**WHAT THIS TASK INVOLVES:**
Please list all lines of the material below in which the string "Philbin" occurs.

Data excerpts:
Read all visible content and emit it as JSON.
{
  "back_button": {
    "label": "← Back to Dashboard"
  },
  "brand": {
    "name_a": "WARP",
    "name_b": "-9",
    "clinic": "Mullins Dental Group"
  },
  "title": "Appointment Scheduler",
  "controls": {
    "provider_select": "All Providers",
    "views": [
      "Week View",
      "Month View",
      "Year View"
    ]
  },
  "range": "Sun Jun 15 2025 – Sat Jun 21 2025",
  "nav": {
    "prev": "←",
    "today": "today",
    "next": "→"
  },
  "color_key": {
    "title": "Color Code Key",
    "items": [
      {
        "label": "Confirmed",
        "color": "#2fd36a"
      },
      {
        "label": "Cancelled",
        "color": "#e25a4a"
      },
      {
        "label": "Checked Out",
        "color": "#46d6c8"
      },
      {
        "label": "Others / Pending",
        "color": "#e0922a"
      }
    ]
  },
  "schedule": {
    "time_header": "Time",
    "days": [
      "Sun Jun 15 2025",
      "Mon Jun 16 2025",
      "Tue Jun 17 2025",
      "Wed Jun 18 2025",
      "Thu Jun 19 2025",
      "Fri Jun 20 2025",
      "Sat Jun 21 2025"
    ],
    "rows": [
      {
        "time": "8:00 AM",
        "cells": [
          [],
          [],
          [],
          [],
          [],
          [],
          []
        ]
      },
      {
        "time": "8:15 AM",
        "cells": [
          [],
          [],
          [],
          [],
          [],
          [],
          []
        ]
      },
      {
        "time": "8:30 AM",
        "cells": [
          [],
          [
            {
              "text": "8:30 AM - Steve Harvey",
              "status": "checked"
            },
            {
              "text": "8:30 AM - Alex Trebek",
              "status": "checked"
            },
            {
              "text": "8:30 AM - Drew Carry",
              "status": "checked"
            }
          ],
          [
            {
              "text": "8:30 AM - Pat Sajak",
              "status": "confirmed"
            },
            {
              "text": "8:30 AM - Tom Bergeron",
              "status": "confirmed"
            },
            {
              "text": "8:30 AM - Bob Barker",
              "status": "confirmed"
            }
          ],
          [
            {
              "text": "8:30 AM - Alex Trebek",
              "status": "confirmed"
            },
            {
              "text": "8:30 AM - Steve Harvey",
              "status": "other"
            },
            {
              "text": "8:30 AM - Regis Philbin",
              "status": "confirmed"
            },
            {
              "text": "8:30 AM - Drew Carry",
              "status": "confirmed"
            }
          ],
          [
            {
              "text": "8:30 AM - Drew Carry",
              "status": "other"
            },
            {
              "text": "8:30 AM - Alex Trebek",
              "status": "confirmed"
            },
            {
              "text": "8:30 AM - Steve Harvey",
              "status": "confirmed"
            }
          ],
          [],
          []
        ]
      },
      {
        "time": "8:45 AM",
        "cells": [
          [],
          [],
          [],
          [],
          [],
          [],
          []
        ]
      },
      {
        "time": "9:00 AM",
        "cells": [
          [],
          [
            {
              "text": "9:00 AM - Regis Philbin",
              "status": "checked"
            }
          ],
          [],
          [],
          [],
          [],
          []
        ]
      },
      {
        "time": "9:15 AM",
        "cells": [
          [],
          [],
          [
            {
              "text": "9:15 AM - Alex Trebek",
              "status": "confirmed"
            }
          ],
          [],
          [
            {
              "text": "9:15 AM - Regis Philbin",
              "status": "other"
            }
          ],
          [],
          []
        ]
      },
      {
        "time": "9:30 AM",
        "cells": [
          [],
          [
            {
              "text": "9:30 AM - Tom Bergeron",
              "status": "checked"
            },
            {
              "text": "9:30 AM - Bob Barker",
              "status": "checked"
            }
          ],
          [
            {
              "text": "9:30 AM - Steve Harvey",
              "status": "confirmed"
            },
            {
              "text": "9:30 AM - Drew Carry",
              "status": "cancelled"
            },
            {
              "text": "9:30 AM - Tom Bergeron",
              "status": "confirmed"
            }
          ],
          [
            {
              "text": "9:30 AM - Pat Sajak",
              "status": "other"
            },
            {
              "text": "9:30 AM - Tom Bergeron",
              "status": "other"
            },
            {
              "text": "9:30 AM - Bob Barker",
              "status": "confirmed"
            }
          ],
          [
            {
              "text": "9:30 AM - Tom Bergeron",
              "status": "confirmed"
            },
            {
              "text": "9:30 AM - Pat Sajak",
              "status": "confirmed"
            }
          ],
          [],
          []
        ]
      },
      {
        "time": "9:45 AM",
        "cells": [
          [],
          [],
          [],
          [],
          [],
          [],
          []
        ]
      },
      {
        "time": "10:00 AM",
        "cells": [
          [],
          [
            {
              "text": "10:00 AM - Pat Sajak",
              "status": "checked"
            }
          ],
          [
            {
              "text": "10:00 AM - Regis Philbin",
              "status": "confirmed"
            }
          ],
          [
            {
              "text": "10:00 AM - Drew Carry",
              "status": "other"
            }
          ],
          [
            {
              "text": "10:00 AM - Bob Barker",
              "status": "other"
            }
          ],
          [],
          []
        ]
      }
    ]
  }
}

**SOLUTION TO THIS TASK:**
              "text": "8:30 AM - Regis Philbin",
              "text": "9:00 AM - Regis Philbin",
              "text": "9:15 AM - Regis Philbin",
              "text": "10:00 AM - Regis Philbin",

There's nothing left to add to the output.